** Start **

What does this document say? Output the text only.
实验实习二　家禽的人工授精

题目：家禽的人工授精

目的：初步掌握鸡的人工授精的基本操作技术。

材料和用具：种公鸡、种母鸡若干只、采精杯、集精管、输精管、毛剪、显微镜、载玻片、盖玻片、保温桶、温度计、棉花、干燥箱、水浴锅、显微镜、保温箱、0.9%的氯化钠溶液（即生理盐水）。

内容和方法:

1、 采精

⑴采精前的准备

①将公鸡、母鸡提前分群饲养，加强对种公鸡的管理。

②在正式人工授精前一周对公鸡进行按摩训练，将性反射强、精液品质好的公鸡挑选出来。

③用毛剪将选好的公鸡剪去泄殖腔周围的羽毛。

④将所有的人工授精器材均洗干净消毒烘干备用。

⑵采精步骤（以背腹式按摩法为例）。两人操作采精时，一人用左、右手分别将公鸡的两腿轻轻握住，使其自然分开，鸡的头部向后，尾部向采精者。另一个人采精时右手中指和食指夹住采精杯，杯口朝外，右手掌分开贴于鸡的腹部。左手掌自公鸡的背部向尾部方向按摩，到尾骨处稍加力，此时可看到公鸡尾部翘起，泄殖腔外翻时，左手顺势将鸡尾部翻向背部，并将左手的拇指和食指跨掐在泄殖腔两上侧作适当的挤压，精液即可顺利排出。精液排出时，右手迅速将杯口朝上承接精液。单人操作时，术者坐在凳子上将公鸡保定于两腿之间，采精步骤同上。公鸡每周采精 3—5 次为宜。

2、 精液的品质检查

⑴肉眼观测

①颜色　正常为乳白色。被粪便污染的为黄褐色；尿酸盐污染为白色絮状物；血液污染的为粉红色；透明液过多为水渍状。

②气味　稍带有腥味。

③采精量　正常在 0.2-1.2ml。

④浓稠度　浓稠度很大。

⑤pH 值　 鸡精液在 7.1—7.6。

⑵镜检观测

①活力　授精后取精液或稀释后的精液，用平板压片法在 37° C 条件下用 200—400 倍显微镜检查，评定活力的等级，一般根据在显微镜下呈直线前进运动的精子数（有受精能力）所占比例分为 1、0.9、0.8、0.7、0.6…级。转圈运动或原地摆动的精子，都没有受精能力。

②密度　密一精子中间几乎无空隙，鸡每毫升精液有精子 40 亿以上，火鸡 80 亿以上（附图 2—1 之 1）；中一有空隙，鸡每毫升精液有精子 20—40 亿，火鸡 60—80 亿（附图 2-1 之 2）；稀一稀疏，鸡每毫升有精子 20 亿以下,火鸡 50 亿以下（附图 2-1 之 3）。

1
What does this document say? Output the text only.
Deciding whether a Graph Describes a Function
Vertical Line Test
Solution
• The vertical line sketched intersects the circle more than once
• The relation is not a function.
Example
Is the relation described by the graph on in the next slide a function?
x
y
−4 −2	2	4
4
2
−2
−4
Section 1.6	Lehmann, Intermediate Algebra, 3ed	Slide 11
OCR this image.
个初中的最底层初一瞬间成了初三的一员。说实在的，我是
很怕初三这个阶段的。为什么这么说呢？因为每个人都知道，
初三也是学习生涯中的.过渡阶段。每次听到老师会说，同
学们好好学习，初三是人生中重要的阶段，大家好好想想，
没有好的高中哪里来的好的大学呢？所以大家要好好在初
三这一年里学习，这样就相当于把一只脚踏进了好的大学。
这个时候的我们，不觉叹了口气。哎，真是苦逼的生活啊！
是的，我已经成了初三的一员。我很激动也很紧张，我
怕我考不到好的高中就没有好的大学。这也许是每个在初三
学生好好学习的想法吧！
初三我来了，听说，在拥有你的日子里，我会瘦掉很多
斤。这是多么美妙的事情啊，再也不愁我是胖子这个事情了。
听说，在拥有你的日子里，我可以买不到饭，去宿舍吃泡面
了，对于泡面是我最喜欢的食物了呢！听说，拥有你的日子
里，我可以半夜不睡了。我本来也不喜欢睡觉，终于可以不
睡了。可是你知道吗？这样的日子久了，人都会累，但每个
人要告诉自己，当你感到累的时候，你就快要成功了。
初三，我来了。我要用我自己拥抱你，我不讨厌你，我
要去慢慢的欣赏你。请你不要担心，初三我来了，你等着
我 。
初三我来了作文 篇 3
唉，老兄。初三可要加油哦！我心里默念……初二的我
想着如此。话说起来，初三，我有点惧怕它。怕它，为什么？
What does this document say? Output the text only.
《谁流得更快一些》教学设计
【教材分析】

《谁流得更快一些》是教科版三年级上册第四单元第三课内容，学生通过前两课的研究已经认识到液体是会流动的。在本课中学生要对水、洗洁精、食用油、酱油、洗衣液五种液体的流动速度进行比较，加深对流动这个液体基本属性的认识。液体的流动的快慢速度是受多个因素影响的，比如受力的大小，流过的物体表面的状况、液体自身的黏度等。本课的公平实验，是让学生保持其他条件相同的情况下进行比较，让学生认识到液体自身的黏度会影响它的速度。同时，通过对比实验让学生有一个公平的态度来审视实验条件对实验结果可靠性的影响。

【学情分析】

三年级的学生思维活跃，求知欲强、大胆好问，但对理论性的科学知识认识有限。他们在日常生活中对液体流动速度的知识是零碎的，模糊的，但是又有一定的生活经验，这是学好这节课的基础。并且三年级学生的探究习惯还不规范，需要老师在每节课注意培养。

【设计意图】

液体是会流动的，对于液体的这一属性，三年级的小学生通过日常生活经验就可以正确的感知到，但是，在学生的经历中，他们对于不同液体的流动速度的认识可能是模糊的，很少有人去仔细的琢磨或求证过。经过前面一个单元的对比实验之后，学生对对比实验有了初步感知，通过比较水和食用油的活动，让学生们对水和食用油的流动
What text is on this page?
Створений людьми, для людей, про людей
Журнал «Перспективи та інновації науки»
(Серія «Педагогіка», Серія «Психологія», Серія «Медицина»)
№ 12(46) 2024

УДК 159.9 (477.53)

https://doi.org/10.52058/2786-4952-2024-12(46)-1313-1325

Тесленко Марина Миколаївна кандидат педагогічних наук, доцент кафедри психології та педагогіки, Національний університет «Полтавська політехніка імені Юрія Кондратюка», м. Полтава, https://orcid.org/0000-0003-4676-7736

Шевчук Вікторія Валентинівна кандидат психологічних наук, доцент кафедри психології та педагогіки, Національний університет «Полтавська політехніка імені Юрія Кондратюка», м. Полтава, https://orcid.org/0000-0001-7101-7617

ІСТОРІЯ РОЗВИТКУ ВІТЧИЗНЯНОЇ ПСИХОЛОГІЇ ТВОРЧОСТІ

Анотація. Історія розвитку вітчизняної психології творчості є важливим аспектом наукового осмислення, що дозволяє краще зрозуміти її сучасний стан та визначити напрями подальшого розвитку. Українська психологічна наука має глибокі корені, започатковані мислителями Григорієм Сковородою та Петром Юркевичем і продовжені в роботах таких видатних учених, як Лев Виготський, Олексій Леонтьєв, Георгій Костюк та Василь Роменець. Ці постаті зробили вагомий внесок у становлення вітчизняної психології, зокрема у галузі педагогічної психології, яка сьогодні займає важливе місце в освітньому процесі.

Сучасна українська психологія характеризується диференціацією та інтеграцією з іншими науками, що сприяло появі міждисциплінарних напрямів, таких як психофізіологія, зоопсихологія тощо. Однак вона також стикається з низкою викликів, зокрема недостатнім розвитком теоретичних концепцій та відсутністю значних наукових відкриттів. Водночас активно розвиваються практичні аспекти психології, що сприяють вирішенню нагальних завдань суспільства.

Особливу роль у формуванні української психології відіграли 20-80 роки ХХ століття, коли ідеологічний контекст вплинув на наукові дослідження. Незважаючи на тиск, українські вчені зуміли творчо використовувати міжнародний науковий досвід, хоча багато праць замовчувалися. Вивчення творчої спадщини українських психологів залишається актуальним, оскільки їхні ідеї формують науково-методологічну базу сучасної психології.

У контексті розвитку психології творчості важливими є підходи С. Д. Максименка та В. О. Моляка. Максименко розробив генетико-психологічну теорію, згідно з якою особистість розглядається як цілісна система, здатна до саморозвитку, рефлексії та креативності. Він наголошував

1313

** End **

**Exercise**
In the records above, how many lines contain the string "relation"? State that number only.

**Full response**
2